Geri dönüş yok

Başörtüsü tartışmasıyla Avrupa’nın bir medreseye döneceğini önceki yazılarımızda okuyucularımıza duyurmuştuk. Bediüzzaman Hazretleri, talebeleriyle zindanlara sokulmasını Kur’ân dâvâsının bir ilânı olarak değerlendirmişti. Her bir Uhud’da gizlenmiş Bedr’in çekirdeklerini keşfetmek, ancak Kur’ân’a gönül verenlerin işidir. Dünya medyasının maalesef ekserisinin semavî dinlere ve temel insanî değerlere saygısız olduğu bir zamanda, hak bir dâvânın ciddi bir müdafaası veya müsbet ilânatı elbette beklenemez. Kaderin “ters vuruşlarıyla” İslâmın ve insaniyetin inkişaf ettiği garip bir zamanı yaşıyoruz.

Kur’ân’a ve şeair-i İslâmiyeye (İslâmî değer ve sembollere) düşmanlığın tarihi elbette ki 28 Şubat veya 11 Eylül’le sınırlı değildir. Seccal (dönüşümlü) olan mücadelenin ruhundaki gel-gitlerle bazan hücum umumî taarruzlara dönüşüyor. İslâma Anadolu’daki taarruzun bir işaret taşı olan 28 Şubat’ın tahrip şekliyle New York merkezli 11 Eylül’ün daha geniş dairedeki ifsad ve bozguncu şekilleri arasındaki benzerlik, kaynağın aynı olduğunu gösteriyor. Dahilde Risale-i Nur merkezli Kur’ânî harekâtın münafık mülhitlerin mahiyetini deşifre etmesi geniş dairedeki dinsizlerde paniğe sebep olduğundan Avrupa’yı da karşılarına alarak umumî bir taarruza geçtiler.

§ Satırlar:
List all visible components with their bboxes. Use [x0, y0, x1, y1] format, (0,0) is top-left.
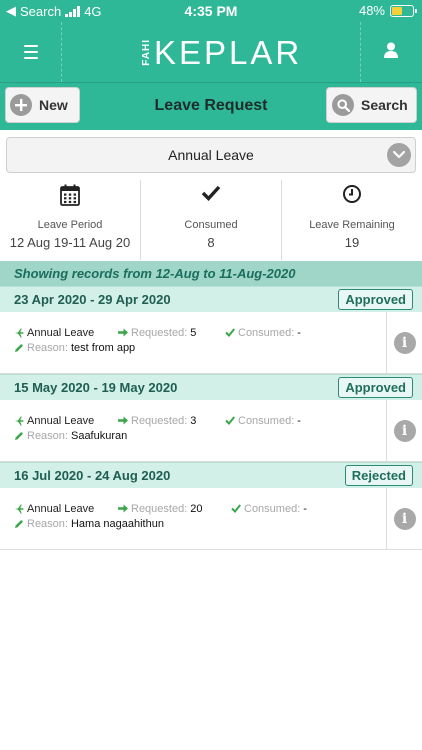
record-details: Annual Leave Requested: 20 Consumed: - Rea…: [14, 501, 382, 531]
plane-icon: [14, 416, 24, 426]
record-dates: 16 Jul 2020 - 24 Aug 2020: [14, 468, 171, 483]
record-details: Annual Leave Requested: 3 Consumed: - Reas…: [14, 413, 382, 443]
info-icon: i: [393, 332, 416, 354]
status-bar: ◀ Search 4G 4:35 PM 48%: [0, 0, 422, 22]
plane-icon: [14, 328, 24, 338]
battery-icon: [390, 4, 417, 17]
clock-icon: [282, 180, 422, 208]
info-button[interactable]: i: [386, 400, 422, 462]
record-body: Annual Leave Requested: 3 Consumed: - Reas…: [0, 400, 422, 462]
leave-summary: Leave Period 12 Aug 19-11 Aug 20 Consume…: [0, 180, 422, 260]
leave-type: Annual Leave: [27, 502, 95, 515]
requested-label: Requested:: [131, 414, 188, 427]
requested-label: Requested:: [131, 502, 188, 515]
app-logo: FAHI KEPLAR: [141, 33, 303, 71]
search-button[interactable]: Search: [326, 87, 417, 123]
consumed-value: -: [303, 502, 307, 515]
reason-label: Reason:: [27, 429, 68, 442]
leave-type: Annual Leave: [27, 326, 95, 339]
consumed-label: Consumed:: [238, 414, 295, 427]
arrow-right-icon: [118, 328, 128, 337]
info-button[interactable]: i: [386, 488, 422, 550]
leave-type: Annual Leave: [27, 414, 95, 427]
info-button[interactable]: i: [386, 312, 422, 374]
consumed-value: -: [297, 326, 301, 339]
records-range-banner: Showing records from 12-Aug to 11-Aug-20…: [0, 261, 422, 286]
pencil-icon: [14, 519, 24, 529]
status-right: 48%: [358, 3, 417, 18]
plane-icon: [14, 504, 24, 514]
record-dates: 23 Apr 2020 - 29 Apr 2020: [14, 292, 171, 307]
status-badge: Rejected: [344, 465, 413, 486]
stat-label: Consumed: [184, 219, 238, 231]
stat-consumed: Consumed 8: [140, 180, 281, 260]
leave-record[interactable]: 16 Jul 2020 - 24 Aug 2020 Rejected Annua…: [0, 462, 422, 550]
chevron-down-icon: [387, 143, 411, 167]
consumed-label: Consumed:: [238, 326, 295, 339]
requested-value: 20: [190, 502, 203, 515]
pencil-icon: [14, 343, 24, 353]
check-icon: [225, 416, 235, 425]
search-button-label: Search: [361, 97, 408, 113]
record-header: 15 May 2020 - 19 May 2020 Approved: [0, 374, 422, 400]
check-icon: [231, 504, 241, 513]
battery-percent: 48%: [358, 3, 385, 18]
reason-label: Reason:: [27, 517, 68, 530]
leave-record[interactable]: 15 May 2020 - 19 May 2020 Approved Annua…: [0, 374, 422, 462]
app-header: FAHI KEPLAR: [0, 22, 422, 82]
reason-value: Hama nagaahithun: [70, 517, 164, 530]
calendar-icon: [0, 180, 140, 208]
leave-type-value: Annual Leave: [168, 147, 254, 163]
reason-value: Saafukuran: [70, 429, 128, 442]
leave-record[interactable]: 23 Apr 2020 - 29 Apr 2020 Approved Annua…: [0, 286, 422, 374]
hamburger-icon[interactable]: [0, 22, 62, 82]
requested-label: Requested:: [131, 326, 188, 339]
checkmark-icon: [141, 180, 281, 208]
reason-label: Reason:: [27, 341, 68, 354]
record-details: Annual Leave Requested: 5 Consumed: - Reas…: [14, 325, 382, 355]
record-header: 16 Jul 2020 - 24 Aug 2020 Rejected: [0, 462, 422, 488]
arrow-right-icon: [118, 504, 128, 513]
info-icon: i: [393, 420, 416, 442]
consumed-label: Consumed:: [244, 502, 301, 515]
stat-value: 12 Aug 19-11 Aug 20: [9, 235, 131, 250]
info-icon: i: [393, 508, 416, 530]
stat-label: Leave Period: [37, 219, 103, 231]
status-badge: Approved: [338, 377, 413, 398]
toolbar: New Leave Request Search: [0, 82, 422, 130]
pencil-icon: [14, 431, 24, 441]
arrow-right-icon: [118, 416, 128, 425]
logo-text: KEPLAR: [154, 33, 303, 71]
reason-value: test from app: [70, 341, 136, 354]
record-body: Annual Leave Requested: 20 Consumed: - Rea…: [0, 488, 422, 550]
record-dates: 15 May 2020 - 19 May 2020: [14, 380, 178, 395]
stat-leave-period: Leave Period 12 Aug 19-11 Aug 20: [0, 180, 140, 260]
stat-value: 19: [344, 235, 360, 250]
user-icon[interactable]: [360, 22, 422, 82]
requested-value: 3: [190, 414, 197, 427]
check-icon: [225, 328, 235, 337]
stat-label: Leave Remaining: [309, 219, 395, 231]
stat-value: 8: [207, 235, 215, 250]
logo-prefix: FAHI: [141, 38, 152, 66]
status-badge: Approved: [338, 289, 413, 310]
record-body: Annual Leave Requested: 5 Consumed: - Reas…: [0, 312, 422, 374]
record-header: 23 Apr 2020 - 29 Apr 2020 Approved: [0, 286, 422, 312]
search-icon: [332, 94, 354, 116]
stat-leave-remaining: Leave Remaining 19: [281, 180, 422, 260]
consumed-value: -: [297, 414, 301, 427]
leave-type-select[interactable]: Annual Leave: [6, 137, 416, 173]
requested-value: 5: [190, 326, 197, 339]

§ Görevler:
A - Metindeki "Geri dönüş yok" ile "bir zamanı yaşıyoruz." arasındaki bölümü, bu ifadeler dahil, aynen yeniden yazar mısınız?
B - Uhud ve Bedr dışında metinde adı geçen yer adları hangileridir?
Yalnızca metne dayanarak çalışın.

§ Görev sonuçları:
A -
Geri dönüş yok

Başörtüsü tartışmasıyla Avrupa’nın bir medreseye döneceğini önceki yazılarımızda okuyucularımıza duyurmuştuk. Bediüzzaman Hazretleri, talebeleriyle zindanlara sokulmasını Kur’ân dâvâsının bir ilânı olarak değerlendirmişti. Her bir Uhud’da gizlenmiş Bedr’in çekirdeklerini keşfetmek, ancak Kur’ân’a gönül verenlerin işidir. Dünya medyasının maalesef ekserisinin semavî dinlere ve temel insanî değerlere saygısız olduğu bir zamanda, hak bir dâvânın ciddi bir müdafaası veya müsbet ilânatı elbette beklenemez. Kaderin “ters vuruşlarıyla” İslâmın ve insaniyetin inkişaf ettiği garip bir zamanı yaşıyoruz.

B - Avrupa, Anadolu, New York